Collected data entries

§ §

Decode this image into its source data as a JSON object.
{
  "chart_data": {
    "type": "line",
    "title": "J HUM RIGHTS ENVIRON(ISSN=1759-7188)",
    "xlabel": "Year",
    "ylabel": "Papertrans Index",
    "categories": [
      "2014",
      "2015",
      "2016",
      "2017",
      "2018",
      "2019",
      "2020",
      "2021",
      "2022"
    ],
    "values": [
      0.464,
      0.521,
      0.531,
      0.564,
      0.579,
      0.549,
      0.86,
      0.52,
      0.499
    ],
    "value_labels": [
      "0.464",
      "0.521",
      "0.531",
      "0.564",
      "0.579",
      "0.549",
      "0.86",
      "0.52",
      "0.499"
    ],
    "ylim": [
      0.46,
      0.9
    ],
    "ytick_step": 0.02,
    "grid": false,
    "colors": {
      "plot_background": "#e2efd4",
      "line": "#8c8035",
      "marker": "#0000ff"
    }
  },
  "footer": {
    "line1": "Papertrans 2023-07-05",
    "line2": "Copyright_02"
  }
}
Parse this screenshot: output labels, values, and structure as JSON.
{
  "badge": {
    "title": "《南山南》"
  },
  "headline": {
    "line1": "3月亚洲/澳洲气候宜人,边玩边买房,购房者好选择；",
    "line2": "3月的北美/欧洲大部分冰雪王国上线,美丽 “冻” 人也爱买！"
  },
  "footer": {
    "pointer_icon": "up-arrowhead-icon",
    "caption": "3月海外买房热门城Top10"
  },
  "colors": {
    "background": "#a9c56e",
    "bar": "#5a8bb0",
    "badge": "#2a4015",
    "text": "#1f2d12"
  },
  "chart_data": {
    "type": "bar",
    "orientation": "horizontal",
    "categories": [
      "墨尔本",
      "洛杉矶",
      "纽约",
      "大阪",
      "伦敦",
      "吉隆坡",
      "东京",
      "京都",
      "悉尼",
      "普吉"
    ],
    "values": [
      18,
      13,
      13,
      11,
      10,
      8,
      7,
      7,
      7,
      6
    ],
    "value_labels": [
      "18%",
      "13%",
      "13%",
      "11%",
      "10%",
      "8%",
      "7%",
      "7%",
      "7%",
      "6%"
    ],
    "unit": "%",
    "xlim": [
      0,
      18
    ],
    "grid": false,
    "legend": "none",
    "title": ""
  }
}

§ §

What you need to do: Write the material out again in its entirety, exactly as shown.

The result:
Decode this image into its source data as a JSON object.
{
  "chart_data": {
    "type": "line",
    "title": "J HUM RIGHTS ENVIRON(ISSN=1759-7188)",
    "xlabel": "Year",
    "ylabel": "Papertrans Index",
    "categories": [
      "2014",
      "2015",
      "2016",
      "2017",
      "2018",
      "2019",
      "2020",
      "2021",
      "2022"
    ],
    "values": [
      0.464,
      0.521,
      0.531,
      0.564,
      0.579,
      0.549,
      0.86,
      0.52,
      0.499
    ],
    "value_labels": [
      "0.464",
      "0.521",
      "0.531",
      "0.564",
      "0.579",
      "0.549",
      "0.86",
      "0.52",
      "0.499"
    ],
    "ylim": [
      0.46,
      0.9
    ],
    "ytick_step": 0.02,
    "grid": false,
    "colors": {
      "plot_background": "#e2efd4",
      "line": "#8c8035",
      "marker": "#0000ff"
    }
  },
  "footer": {
    "line1": "Papertrans 2023-07-05",
    "line2": "Copyright_02"
  }
}
Parse this screenshot: output labels, values, and structure as JSON.
{
  "badge": {
    "title": "《南山南》"
  },
  "headline": {
    "line1": "3月亚洲/澳洲气候宜人,边玩边买房,购房者好选择；",
    "line2": "3月的北美/欧洲大部分冰雪王国上线,美丽 “冻” 人也爱买！"
  },
  "footer": {
    "pointer_icon": "up-arrowhead-icon",
    "caption": "3月海外买房热门城Top10"
  },
  "colors": {
    "background": "#a9c56e",
    "bar": "#5a8bb0",
    "badge": "#2a4015",
    "text": "#1f2d12"
  },
  "chart_data": {
    "type": "bar",
    "orientation": "horizontal",
    "categories": [
      "墨尔本",
      "洛杉矶",
      "纽约",
      "大阪",
      "伦敦",
      "吉隆坡",
      "东京",
      "京都",
      "悉尼",
      "普吉"
    ],
    "values": [
      18,
      13,
      13,
      11,
      10,
      8,
      7,
      7,
      7,
      6
    ],
    "value_labels": [
      "18%",
      "13%",
      "13%",
      "11%",
      "10%",
      "8%",
      "7%",
      "7%",
      "7%",
      "6%"
    ],
    "unit": "%",
    "xlim": [
      0,
      18
    ],
    "grid": false,
    "legend": "none",
    "title": ""
  }
}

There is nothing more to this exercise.